## Short task
Output the data below in full, byte for byte. Nothing may differ.

## Material for this task
::::
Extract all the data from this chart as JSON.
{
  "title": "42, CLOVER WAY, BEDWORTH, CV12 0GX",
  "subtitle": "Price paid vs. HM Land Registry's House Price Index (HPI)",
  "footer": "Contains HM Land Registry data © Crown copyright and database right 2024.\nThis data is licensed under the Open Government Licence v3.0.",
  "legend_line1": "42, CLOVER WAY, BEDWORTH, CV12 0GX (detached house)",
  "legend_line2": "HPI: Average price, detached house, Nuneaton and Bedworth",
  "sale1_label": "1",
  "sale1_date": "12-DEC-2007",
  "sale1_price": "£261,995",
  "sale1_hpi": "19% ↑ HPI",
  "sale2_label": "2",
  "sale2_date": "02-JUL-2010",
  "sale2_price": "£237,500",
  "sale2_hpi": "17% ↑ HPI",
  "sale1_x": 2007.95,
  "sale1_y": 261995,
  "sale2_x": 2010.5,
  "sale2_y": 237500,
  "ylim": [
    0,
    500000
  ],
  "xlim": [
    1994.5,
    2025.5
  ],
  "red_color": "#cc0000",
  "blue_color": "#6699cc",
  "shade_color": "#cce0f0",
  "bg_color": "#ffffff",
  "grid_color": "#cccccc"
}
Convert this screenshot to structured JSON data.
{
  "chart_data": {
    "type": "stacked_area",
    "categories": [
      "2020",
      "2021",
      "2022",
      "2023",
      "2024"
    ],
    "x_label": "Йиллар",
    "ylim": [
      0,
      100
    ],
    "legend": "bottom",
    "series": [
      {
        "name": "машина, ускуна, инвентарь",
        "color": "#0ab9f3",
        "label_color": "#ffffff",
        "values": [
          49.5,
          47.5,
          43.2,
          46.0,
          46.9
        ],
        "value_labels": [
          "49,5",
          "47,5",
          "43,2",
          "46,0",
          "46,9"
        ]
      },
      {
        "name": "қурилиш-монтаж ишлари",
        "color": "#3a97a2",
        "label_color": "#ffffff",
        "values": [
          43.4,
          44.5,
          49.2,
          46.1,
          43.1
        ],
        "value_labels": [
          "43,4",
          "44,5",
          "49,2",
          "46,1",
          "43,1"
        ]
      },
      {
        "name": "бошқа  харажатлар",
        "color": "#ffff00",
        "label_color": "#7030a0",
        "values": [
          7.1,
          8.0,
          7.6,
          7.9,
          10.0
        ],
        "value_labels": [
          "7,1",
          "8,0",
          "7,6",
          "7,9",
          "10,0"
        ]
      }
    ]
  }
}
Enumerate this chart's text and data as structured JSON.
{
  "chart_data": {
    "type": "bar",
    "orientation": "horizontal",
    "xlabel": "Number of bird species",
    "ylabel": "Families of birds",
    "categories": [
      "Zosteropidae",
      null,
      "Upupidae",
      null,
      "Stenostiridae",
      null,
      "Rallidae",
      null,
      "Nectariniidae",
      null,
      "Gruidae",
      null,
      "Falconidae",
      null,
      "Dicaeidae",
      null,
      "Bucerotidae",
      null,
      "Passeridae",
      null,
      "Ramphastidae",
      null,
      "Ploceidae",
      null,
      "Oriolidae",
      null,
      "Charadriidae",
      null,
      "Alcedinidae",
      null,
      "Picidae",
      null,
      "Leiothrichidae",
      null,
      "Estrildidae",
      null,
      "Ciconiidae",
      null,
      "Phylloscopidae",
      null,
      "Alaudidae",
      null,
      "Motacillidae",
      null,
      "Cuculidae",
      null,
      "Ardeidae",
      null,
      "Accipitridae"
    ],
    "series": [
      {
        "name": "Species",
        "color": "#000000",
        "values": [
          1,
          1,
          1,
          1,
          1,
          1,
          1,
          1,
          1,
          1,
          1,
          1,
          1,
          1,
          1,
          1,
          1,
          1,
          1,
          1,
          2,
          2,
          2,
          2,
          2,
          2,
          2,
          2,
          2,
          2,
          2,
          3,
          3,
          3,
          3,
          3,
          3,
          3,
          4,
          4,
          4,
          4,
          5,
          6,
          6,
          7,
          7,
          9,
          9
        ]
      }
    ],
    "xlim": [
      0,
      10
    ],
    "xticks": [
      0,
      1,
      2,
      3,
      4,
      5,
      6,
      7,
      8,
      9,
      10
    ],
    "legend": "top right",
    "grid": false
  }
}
::::
## Solution below
Extract all the data from this chart as JSON.
{
  "title": "42, CLOVER WAY, BEDWORTH, CV12 0GX",
  "subtitle": "Price paid vs. HM Land Registry's House Price Index (HPI)",
  "footer": "Contains HM Land Registry data © Crown copyright and database right 2024.\nThis data is licensed under the Open Government Licence v3.0.",
  "legend_line1": "42, CLOVER WAY, BEDWORTH, CV12 0GX (detached house)",
  "legend_line2": "HPI: Average price, detached house, Nuneaton and Bedworth",
  "sale1_label": "1",
  "sale1_date": "12-DEC-2007",
  "sale1_price": "£261,995",
  "sale1_hpi": "19% ↑ HPI",
  "sale2_label": "2",
  "sale2_date": "02-JUL-2010",
  "sale2_price": "£237,500",
  "sale2_hpi": "17% ↑ HPI",
  "sale1_x": 2007.95,
  "sale1_y": 261995,
  "sale2_x": 2010.5,
  "sale2_y": 237500,
  "ylim": [
    0,
    500000
  ],
  "xlim": [
    1994.5,
    2025.5
  ],
  "red_color": "#cc0000",
  "blue_color": "#6699cc",
  "shade_color": "#cce0f0",
  "bg_color": "#ffffff",
  "grid_color": "#cccccc"
}
Convert this screenshot to structured JSON data.
{
  "chart_data": {
    "type": "stacked_area",
    "categories": [
      "2020",
      "2021",
      "2022",
      "2023",
      "2024"
    ],
    "x_label": "Йиллар",
    "ylim": [
      0,
      100
    ],
    "legend": "bottom",
    "series": [
      {
        "name": "машина, ускуна, инвентарь",
        "color": "#0ab9f3",
        "label_color": "#ffffff",
        "values": [
          49.5,
          47.5,
          43.2,
          46.0,
          46.9
        ],
        "value_labels": [
          "49,5",
          "47,5",
          "43,2",
          "46,0",
          "46,9"
        ]
      },
      {
        "name": "қурилиш-монтаж ишлари",
        "color": "#3a97a2",
        "label_color": "#ffffff",
        "values": [
          43.4,
          44.5,
          49.2,
          46.1,
          43.1
        ],
        "value_labels": [
          "43,4",
          "44,5",
          "49,2",
          "46,1",
          "43,1"
        ]
      },
      {
        "name": "бошқа  харажатлар",
        "color": "#ffff00",
        "label_color": "#7030a0",
        "values": [
          7.1,
          8.0,
          7.6,
          7.9,
          10.0
        ],
        "value_labels": [
          "7,1",
          "8,0",
          "7,6",
          "7,9",
          "10,0"
        ]
      }
    ]
  }
}
Enumerate this chart's text and data as structured JSON.
{
  "chart_data": {
    "type": "bar",
    "orientation": "horizontal",
    "xlabel": "Number of bird species",
    "ylabel": "Families of birds",
    "categories": [
      "Zosteropidae",
      null,
      "Upupidae",
      null,
      "Stenostiridae",
      null,
      "Rallidae",
      null,
      "Nectariniidae",
      null,
      "Gruidae",
      null,
      "Falconidae",
      null,
      "Dicaeidae",
      null,
      "Bucerotidae",
      null,
      "Passeridae",
      null,
      "Ramphastidae",
      null,
      "Ploceidae",
      null,
      "Oriolidae",
      null,
      "Charadriidae",
      null,
      "Alcedinidae",
      null,
      "Picidae",
      null,
      "Leiothrichidae",
      null,
      "Estrildidae",
      null,
      "Ciconiidae",
      null,
      "Phylloscopidae",
      null,
      "Alaudidae",
      null,
      "Motacillidae",
      null,
      "Cuculidae",
      null,
      "Ardeidae",
      null,
      "Accipitridae"
    ],
    "series": [
      {
        "name": "Species",
        "color": "#000000",
        "values": [
          1,
          1,
          1,
          1,
          1,
          1,
          1,
          1,
          1,
          1,
          1,
          1,
          1,
          1,
          1,
          1,
          1,
          1,
          1,
          1,
          2,
          2,
          2,
          2,
          2,
          2,
          2,
          2,
          2,
          2,
          2,
          3,
          3,
          3,
          3,
          3,
          3,
          3,
          4,
          4,
          4,
          4,
          5,
          6,
          6,
          7,
          7,
          9,
          9
        ]
      }
    ],
    "xlim": [
      0,
      10
    ],
    "xticks": [
      0,
      1,
      2,
      3,
      4,
      5,
      6,
      7,
      8,
      9,
      10
    ],
    "legend": "top right",
    "grid": false
  }
}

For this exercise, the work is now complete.